» Your instructions: Locate each line in the records containing "percent". Copy it.

══ Records

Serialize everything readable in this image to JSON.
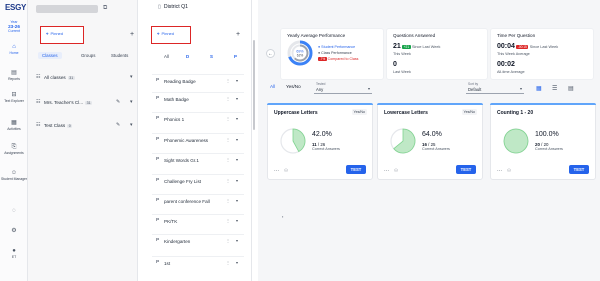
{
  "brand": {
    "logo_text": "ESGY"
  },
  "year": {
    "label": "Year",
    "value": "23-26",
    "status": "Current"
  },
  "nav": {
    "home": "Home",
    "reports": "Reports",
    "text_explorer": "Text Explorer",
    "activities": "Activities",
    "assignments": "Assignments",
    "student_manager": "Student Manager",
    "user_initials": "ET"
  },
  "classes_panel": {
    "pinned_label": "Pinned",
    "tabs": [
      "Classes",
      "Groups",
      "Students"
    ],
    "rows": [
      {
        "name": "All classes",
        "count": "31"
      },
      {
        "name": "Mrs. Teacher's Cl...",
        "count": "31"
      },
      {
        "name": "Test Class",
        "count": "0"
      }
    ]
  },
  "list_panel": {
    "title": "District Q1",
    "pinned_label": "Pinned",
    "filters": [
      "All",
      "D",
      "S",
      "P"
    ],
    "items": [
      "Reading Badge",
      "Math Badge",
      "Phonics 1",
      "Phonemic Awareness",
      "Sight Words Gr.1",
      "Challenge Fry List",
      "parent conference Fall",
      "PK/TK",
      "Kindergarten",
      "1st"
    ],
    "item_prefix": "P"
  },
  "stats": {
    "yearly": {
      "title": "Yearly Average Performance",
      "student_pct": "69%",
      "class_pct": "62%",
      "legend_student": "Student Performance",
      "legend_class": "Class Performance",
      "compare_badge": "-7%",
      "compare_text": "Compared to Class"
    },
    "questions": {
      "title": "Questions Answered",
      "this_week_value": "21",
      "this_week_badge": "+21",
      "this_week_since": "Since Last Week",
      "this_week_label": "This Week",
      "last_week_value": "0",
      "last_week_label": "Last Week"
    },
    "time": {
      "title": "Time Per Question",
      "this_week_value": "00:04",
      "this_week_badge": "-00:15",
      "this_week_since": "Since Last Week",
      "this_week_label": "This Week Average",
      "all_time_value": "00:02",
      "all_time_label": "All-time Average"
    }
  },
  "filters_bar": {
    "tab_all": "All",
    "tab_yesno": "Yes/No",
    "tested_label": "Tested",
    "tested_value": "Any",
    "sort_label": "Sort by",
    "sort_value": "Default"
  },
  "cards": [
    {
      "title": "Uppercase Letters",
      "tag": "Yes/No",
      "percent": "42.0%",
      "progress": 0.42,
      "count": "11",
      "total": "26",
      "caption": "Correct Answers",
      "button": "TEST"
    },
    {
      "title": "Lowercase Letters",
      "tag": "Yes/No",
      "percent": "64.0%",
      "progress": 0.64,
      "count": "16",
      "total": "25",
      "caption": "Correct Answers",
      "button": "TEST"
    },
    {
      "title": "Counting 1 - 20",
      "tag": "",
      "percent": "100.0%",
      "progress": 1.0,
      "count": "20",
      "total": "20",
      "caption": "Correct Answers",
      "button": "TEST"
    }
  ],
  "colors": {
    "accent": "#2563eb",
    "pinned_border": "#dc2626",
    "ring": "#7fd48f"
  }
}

════

» Answer to the exercise:
      "percent": "42.0%",
      "percent": "64.0%",
      "percent": "100.0%",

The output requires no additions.